**Extracted records**
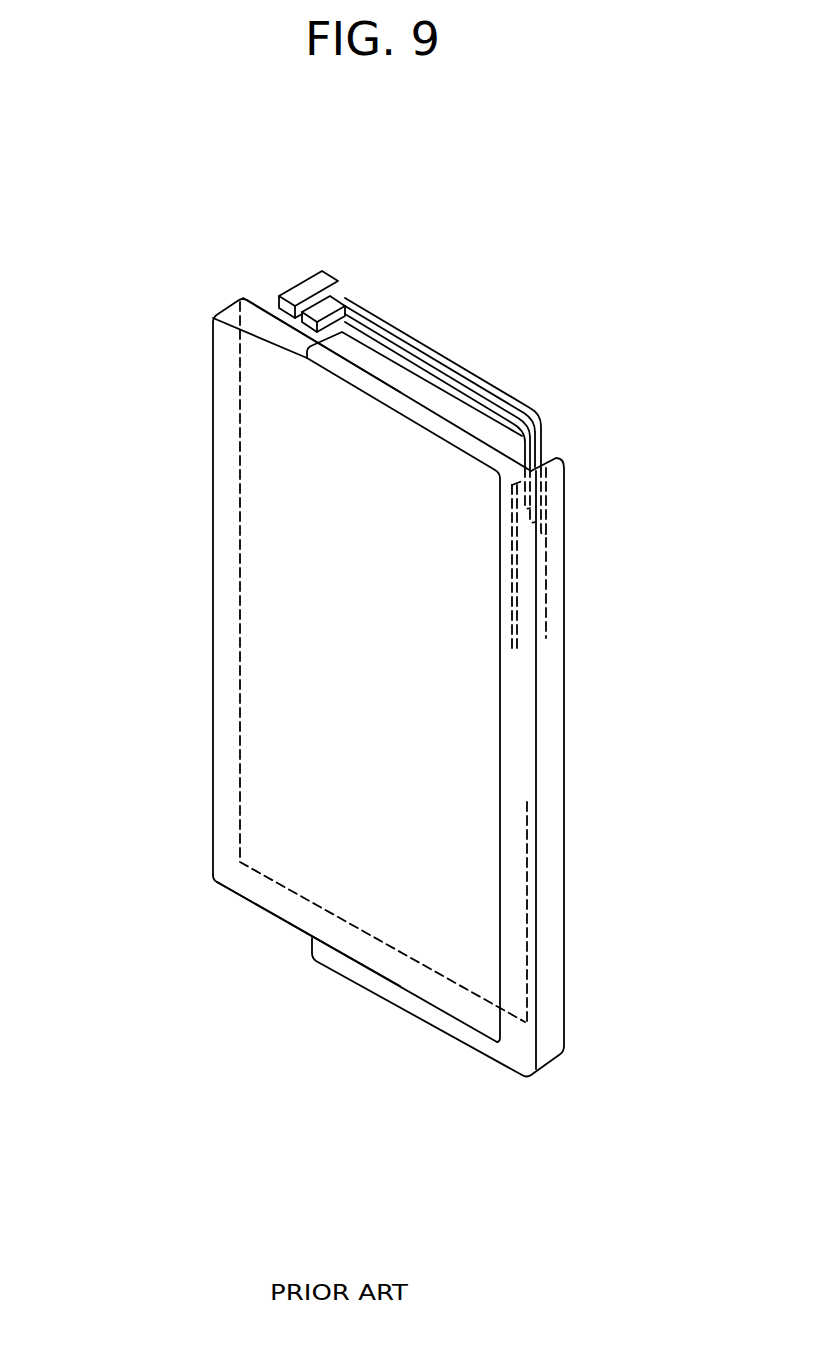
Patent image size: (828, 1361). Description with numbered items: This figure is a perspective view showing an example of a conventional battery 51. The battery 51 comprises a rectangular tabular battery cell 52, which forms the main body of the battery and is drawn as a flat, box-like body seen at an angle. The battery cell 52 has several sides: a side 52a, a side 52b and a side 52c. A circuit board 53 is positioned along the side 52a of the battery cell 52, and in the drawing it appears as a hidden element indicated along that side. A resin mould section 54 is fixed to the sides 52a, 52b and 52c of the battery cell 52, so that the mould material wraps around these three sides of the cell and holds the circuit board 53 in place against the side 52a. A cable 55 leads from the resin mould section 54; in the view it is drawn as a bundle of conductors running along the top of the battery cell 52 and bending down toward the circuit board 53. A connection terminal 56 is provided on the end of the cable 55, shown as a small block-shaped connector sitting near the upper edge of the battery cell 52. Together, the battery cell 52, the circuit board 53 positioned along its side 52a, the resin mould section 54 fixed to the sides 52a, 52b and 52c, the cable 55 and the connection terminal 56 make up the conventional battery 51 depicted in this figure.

The battery 51 is at (468, 301).
The battery cell 52 is at (222, 665).
The side of the battery cell 52a is at (513, 948).
The side of the battery cell 52b is at (262, 313).
The side of the battery cell 52c is at (262, 890).
The circuit board 53 is at (527, 590).
The resin mould section 54 is at (549, 808).
The cable 55 is at (500, 391).
The connection terminal 56 is at (312, 280).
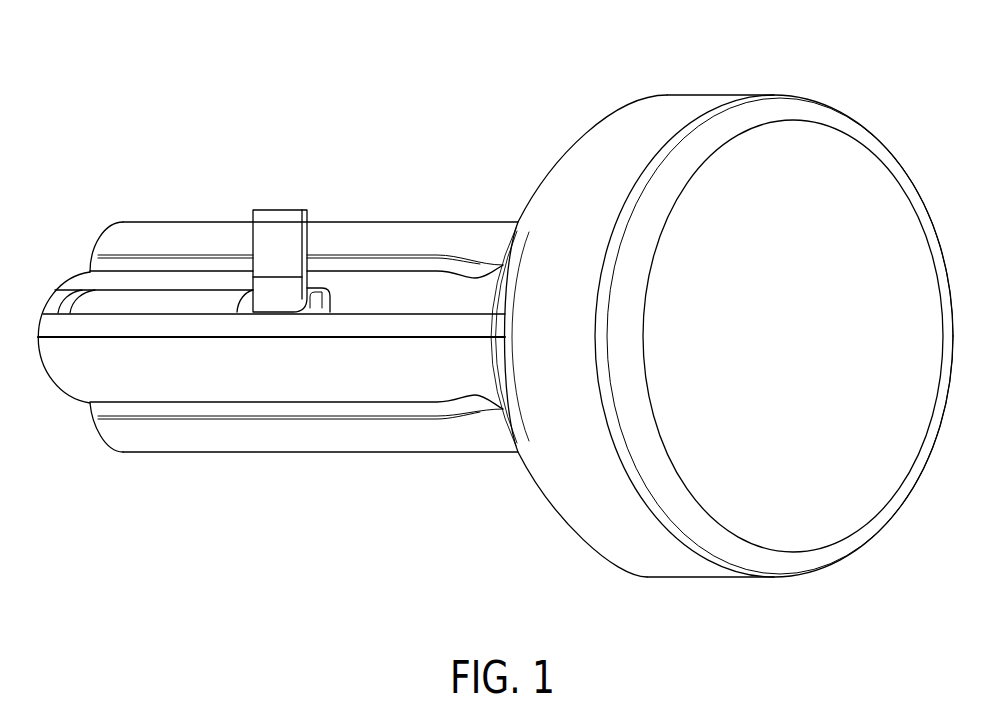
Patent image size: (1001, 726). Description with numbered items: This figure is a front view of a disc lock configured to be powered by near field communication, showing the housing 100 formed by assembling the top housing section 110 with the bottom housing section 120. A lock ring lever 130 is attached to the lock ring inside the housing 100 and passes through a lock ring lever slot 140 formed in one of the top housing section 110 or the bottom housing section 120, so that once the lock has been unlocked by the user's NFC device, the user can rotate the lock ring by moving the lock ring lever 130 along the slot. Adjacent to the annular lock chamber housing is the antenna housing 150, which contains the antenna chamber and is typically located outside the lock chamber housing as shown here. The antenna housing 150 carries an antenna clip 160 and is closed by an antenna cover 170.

The housing of the disc lock 100 is at (262, 105).
The top housing section 110 is at (191, 191).
The bottom housing section 120 is at (193, 453).
The lock ring lever 130 is at (320, 200).
The lock ring lever slot 140 is at (137, 298).
The antenna housing 150 is at (536, 514).
The antenna clip 160 is at (613, 150).
The antenna cover 170 is at (870, 195).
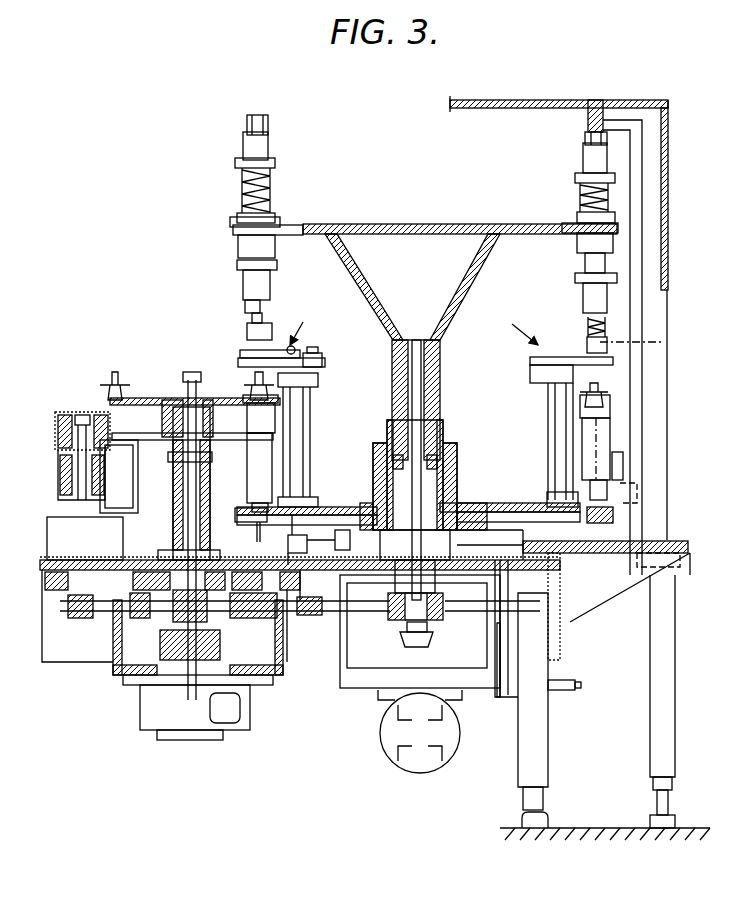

**Do this**
Change every instance of "Description with numbered items" in the entries above to "Numbered description" and reproduce the entries with no other changes. Leave the pictures out.

**Solution to this problem**
Patent image size: (828, 1361). Numbered description: This figure is a perspective view showing an example of a conventional battery 51. The battery 51 comprises a rectangular tabular battery cell 52, which forms the main body of the battery and is drawn as a flat, box-like body seen at an angle. The battery cell 52 has several sides: a side 52a, a side 52b and a side 52c. A circuit board 53 is positioned along the side 52a of the battery cell 52, and in the drawing it appears as a hidden element indicated along that side. A resin mould section 54 is fixed to the sides 52a, 52b and 52c of the battery cell 52, so that the mould material wraps around these three sides of the cell and holds the circuit board 53 in place against the side 52a. A cable 55 leads from the resin mould section 54; in the view it is drawn as a bundle of conductors running along the top of the battery cell 52 and bending down toward the circuit board 53. A connection terminal 56 is provided on the end of the cable 55, shown as a small block-shaped connector sitting near the upper edge of the battery cell 52. Together, the battery cell 52, the circuit board 53 positioned along its side 52a, the resin mould section 54 fixed to the sides 52a, 52b and 52c, the cable 55 and the connection terminal 56 make up the conventional battery 51 depicted in this figure.

The battery 51 is at (468, 301).
The battery cell 52 is at (222, 665).
The side of the battery cell 52a is at (513, 948).
The side of the battery cell 52b is at (262, 313).
The side of the battery cell 52c is at (262, 890).
The circuit board 53 is at (527, 590).
The resin mould section 54 is at (549, 808).
The cable 55 is at (500, 391).
The connection terminal 56 is at (312, 280).
Patent image size: (1001, 726). Numbered description: This figure is a front view of a disc lock configured to be powered by near field communication, showing the housing 100 formed by assembling the top housing section 110 with the bottom housing section 120. A lock ring lever 130 is attached to the lock ring inside the housing 100 and passes through a lock ring lever slot 140 formed in one of the top housing section 110 or the bottom housing section 120, so that once the lock has been unlocked by the user's NFC device, the user can rotate the lock ring by moving the lock ring lever 130 along the slot. Adjacent to the annular lock chamber housing is the antenna housing 150, which contains the antenna chamber and is typically located outside the lock chamber housing as shown here. The antenna housing 150 carries an antenna clip 160 and is closed by an antenna cover 170.

The housing of the disc lock 100 is at (262, 105).
The top housing section 110 is at (191, 191).
The bottom housing section 120 is at (193, 453).
The lock ring lever 130 is at (320, 200).
The lock ring lever slot 140 is at (137, 298).
The antenna housing 150 is at (536, 514).
The antenna clip 160 is at (613, 150).
The antenna cover 170 is at (870, 195).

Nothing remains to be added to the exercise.